■ **Exercise prompt**
Every record here should be printed again exactly.

---------- Input records ----------

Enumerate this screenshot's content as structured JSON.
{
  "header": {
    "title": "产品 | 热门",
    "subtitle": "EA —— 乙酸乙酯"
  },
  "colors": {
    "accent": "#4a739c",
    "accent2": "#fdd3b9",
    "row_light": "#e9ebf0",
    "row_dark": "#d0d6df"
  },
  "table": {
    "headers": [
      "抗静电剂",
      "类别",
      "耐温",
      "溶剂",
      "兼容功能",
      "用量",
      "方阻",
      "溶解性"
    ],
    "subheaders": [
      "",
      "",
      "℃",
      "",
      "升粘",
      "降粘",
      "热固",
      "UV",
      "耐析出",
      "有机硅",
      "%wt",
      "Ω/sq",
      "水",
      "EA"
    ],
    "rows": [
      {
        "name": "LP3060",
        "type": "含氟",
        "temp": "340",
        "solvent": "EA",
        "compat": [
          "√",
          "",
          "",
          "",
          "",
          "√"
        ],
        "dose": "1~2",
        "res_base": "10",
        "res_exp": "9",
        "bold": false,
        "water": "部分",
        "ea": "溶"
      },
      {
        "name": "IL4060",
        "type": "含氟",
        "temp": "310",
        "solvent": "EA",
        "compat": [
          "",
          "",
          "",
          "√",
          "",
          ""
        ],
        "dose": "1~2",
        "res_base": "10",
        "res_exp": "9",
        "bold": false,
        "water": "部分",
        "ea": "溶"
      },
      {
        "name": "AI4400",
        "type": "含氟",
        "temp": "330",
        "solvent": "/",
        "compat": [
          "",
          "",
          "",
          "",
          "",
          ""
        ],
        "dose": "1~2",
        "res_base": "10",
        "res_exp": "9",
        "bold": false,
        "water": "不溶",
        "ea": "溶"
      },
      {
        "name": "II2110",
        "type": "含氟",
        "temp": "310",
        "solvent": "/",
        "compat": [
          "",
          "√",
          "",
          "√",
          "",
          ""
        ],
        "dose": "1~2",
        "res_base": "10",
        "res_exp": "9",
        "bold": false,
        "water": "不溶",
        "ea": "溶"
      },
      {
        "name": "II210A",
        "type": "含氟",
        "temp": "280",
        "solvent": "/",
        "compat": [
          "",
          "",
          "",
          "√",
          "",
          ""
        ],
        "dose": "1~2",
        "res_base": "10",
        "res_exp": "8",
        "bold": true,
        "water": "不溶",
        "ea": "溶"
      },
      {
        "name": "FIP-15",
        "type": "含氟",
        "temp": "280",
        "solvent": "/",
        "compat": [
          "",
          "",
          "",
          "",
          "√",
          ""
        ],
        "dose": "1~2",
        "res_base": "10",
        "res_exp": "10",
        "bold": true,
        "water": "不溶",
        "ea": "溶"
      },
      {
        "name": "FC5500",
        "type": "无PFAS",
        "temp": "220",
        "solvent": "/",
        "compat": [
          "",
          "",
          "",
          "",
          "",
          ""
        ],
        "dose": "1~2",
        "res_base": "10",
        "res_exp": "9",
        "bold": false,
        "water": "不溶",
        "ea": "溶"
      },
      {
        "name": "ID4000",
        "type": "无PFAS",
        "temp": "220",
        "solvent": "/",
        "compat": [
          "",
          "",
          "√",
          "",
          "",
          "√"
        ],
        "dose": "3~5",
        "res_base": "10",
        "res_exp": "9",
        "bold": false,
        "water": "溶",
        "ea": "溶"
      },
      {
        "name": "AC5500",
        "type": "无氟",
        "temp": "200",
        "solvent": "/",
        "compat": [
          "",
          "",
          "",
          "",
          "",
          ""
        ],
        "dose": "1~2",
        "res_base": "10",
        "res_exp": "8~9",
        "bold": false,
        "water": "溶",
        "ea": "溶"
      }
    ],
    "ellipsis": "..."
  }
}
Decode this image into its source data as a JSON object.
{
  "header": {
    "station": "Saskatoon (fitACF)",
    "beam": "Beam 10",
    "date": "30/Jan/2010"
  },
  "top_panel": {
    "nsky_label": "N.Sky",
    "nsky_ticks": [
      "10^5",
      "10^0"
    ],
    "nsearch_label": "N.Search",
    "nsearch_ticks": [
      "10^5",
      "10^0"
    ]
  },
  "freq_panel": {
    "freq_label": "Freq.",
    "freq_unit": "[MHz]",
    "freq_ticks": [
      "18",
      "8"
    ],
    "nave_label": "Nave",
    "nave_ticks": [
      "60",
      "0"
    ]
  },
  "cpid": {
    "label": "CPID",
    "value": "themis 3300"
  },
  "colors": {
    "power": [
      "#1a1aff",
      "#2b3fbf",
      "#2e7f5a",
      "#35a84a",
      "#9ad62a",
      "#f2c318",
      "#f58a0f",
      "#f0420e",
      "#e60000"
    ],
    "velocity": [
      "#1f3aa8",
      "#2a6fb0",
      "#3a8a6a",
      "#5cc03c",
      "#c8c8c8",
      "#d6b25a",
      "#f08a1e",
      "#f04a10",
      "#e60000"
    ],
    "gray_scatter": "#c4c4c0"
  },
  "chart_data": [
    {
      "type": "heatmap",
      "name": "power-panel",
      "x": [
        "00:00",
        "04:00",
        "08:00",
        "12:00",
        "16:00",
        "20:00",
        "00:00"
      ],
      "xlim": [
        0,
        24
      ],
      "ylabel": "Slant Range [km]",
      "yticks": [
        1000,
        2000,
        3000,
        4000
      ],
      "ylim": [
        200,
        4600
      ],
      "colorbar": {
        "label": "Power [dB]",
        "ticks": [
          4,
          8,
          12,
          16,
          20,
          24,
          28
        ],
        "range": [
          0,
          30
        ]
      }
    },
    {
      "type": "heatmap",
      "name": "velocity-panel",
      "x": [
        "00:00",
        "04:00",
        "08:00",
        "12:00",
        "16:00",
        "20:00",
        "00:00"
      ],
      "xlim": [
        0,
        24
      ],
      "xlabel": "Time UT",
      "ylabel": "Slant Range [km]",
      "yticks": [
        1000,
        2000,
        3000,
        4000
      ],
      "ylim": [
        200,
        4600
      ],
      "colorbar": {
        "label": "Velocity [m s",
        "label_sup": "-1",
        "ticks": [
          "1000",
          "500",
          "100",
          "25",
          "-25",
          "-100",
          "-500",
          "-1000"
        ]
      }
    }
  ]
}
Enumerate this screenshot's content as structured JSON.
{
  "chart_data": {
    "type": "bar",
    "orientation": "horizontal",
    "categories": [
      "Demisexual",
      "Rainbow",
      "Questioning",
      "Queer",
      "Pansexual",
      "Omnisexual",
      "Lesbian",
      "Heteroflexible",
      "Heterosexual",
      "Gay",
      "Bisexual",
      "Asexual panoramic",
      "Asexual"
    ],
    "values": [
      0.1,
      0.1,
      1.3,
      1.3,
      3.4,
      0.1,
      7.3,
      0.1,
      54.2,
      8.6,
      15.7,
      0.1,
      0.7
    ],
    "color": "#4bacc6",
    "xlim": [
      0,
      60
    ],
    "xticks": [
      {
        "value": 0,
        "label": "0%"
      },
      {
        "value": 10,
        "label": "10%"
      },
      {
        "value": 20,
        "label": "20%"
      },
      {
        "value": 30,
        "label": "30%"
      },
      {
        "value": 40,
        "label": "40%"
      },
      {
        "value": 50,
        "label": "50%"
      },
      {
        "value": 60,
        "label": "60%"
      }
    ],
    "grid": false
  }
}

----------

■ **The output**
Enumerate this screenshot's content as structured JSON.
{
  "header": {
    "title": "产品 | 热门",
    "subtitle": "EA —— 乙酸乙酯"
  },
  "colors": {
    "accent": "#4a739c",
    "accent2": "#fdd3b9",
    "row_light": "#e9ebf0",
    "row_dark": "#d0d6df"
  },
  "table": {
    "headers": [
      "抗静电剂",
      "类别",
      "耐温",
      "溶剂",
      "兼容功能",
      "用量",
      "方阻",
      "溶解性"
    ],
    "subheaders": [
      "",
      "",
      "℃",
      "",
      "升粘",
      "降粘",
      "热固",
      "UV",
      "耐析出",
      "有机硅",
      "%wt",
      "Ω/sq",
      "水",
      "EA"
    ],
    "rows": [
      {
        "name": "LP3060",
        "type": "含氟",
        "temp": "340",
        "solvent": "EA",
        "compat": [
          "√",
          "",
          "",
          "",
          "",
          "√"
        ],
        "dose": "1~2",
        "res_base": "10",
        "res_exp": "9",
        "bold": false,
        "water": "部分",
        "ea": "溶"
      },
      {
        "name": "IL4060",
        "type": "含氟",
        "temp": "310",
        "solvent": "EA",
        "compat": [
          "",
          "",
          "",
          "√",
          "",
          ""
        ],
        "dose": "1~2",
        "res_base": "10",
        "res_exp": "9",
        "bold": false,
        "water": "部分",
        "ea": "溶"
      },
      {
        "name": "AI4400",
        "type": "含氟",
        "temp": "330",
        "solvent": "/",
        "compat": [
          "",
          "",
          "",
          "",
          "",
          ""
        ],
        "dose": "1~2",
        "res_base": "10",
        "res_exp": "9",
        "bold": false,
        "water": "不溶",
        "ea": "溶"
      },
      {
        "name": "II2110",
        "type": "含氟",
        "temp": "310",
        "solvent": "/",
        "compat": [
          "",
          "√",
          "",
          "√",
          "",
          ""
        ],
        "dose": "1~2",
        "res_base": "10",
        "res_exp": "9",
        "bold": false,
        "water": "不溶",
        "ea": "溶"
      },
      {
        "name": "II210A",
        "type": "含氟",
        "temp": "280",
        "solvent": "/",
        "compat": [
          "",
          "",
          "",
          "√",
          "",
          ""
        ],
        "dose": "1~2",
        "res_base": "10",
        "res_exp": "8",
        "bold": true,
        "water": "不溶",
        "ea": "溶"
      },
      {
        "name": "FIP-15",
        "type": "含氟",
        "temp": "280",
        "solvent": "/",
        "compat": [
          "",
          "",
          "",
          "",
          "√",
          ""
        ],
        "dose": "1~2",
        "res_base": "10",
        "res_exp": "10",
        "bold": true,
        "water": "不溶",
        "ea": "溶"
      },
      {
        "name": "FC5500",
        "type": "无PFAS",
        "temp": "220",
        "solvent": "/",
        "compat": [
          "",
          "",
          "",
          "",
          "",
          ""
        ],
        "dose": "1~2",
        "res_base": "10",
        "res_exp": "9",
        "bold": false,
        "water": "不溶",
        "ea": "溶"
      },
      {
        "name": "ID4000",
        "type": "无PFAS",
        "temp": "220",
        "solvent": "/",
        "compat": [
          "",
          "",
          "√",
          "",
          "",
          "√"
        ],
        "dose": "3~5",
        "res_base": "10",
        "res_exp": "9",
        "bold": false,
        "water": "溶",
        "ea": "溶"
      },
      {
        "name": "AC5500",
        "type": "无氟",
        "temp": "200",
        "solvent": "/",
        "compat": [
          "",
          "",
          "",
          "",
          "",
          ""
        ],
        "dose": "1~2",
        "res_base": "10",
        "res_exp": "8~9",
        "bold": false,
        "water": "溶",
        "ea": "溶"
      }
    ],
    "ellipsis": "..."
  }
}
Decode this image into its source data as a JSON object.
{
  "header": {
    "station": "Saskatoon (fitACF)",
    "beam": "Beam 10",
    "date": "30/Jan/2010"
  },
  "top_panel": {
    "nsky_label": "N.Sky",
    "nsky_ticks": [
      "10^5",
      "10^0"
    ],
    "nsearch_label": "N.Search",
    "nsearch_ticks": [
      "10^5",
      "10^0"
    ]
  },
  "freq_panel": {
    "freq_label": "Freq.",
    "freq_unit": "[MHz]",
    "freq_ticks": [
      "18",
      "8"
    ],
    "nave_label": "Nave",
    "nave_ticks": [
      "60",
      "0"
    ]
  },
  "cpid": {
    "label": "CPID",
    "value": "themis 3300"
  },
  "colors": {
    "power": [
      "#1a1aff",
      "#2b3fbf",
      "#2e7f5a",
      "#35a84a",
      "#9ad62a",
      "#f2c318",
      "#f58a0f",
      "#f0420e",
      "#e60000"
    ],
    "velocity": [
      "#1f3aa8",
      "#2a6fb0",
      "#3a8a6a",
      "#5cc03c",
      "#c8c8c8",
      "#d6b25a",
      "#f08a1e",
      "#f04a10",
      "#e60000"
    ],
    "gray_scatter": "#c4c4c0"
  },
  "chart_data": [
    {
      "type": "heatmap",
      "name": "power-panel",
      "x": [
        "00:00",
        "04:00",
        "08:00",
        "12:00",
        "16:00",
        "20:00",
        "00:00"
      ],
      "xlim": [
        0,
        24
      ],
      "ylabel": "Slant Range [km]",
      "yticks": [
        1000,
        2000,
        3000,
        4000
      ],
      "ylim": [
        200,
        4600
      ],
      "colorbar": {
        "label": "Power [dB]",
        "ticks": [
          4,
          8,
          12,
          16,
          20,
          24,
          28
        ],
        "range": [
          0,
          30
        ]
      }
    },
    {
      "type": "heatmap",
      "name": "velocity-panel",
      "x": [
        "00:00",
        "04:00",
        "08:00",
        "12:00",
        "16:00",
        "20:00",
        "00:00"
      ],
      "xlim": [
        0,
        24
      ],
      "xlabel": "Time UT",
      "ylabel": "Slant Range [km]",
      "yticks": [
        1000,
        2000,
        3000,
        4000
      ],
      "ylim": [
        200,
        4600
      ],
      "colorbar": {
        "label": "Velocity [m s",
        "label_sup": "-1",
        "ticks": [
          "1000",
          "500",
          "100",
          "25",
          "-25",
          "-100",
          "-500",
          "-1000"
        ]
      }
    }
  ]
}
Enumerate this screenshot's content as structured JSON.
{
  "chart_data": {
    "type": "bar",
    "orientation": "horizontal",
    "categories": [
      "Demisexual",
      "Rainbow",
      "Questioning",
      "Queer",
      "Pansexual",
      "Omnisexual",
      "Lesbian",
      "Heteroflexible",
      "Heterosexual",
      "Gay",
      "Bisexual",
      "Asexual panoramic",
      "Asexual"
    ],
    "values": [
      0.1,
      0.1,
      1.3,
      1.3,
      3.4,
      0.1,
      7.3,
      0.1,
      54.2,
      8.6,
      15.7,
      0.1,
      0.7
    ],
    "color": "#4bacc6",
    "xlim": [
      0,
      60
    ],
    "xticks": [
      {
        "value": 0,
        "label": "0%"
      },
      {
        "value": 10,
        "label": "10%"
      },
      {
        "value": 20,
        "label": "20%"
      },
      {
        "value": 30,
        "label": "30%"
      },
      {
        "value": 40,
        "label": "40%"
      },
      {
        "value": 50,
        "label": "50%"
      },
      {
        "value": 60,
        "label": "60%"
      }
    ],
    "grid": false
  }
}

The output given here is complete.